**TO DO:** Scan the data below for the string "Augmenter". Show every line where it turns up.

— BEGIN DATA IN THIS EXERCISE —

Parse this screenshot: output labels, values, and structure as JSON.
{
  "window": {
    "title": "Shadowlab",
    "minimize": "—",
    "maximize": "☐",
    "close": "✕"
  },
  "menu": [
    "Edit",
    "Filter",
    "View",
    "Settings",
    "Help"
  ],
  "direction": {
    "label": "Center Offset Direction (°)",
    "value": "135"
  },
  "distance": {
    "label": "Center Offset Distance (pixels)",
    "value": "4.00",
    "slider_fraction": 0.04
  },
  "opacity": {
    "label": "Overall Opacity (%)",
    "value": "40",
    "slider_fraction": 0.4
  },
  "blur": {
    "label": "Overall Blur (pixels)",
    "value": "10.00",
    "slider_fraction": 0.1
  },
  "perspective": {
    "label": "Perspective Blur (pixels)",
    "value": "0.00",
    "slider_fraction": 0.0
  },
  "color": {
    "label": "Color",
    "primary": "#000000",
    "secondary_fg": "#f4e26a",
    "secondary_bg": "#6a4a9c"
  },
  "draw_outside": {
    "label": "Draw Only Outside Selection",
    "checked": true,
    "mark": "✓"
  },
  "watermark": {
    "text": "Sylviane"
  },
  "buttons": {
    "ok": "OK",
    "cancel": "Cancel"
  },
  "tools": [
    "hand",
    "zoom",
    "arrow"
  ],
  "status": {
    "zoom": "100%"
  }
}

— END DATA IN THIS EXERCISE —
— BEGIN DATA IN THIS EXERCISE —

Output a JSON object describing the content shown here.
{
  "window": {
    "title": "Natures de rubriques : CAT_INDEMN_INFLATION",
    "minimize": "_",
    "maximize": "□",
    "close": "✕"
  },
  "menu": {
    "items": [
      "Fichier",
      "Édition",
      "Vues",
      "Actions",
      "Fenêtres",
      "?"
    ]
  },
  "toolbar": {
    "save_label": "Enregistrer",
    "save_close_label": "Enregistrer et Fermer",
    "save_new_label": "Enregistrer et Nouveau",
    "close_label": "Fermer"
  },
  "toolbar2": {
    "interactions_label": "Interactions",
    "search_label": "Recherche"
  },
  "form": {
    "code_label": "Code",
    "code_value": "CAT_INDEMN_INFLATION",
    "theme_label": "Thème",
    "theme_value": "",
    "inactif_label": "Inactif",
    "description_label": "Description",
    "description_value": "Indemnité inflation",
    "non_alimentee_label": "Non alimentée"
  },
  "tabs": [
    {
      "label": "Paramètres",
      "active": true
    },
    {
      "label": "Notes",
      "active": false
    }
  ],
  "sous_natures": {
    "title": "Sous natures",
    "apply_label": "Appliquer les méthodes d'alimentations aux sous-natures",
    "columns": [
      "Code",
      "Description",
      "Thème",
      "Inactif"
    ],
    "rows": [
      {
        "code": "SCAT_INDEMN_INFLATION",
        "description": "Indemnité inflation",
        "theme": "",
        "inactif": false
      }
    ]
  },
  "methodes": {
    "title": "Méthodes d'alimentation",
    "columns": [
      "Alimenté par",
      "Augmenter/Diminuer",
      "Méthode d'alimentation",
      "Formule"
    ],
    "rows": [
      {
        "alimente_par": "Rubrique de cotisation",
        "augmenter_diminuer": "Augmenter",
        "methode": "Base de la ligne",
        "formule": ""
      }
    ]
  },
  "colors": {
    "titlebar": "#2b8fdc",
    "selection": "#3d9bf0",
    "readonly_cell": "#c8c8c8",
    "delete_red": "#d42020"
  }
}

— END DATA IN THIS EXERCISE —

**ANSWER TO THE PROBLEM:**
      "Augmenter/Diminuer",
        "augmenter_diminuer": "Augmenter",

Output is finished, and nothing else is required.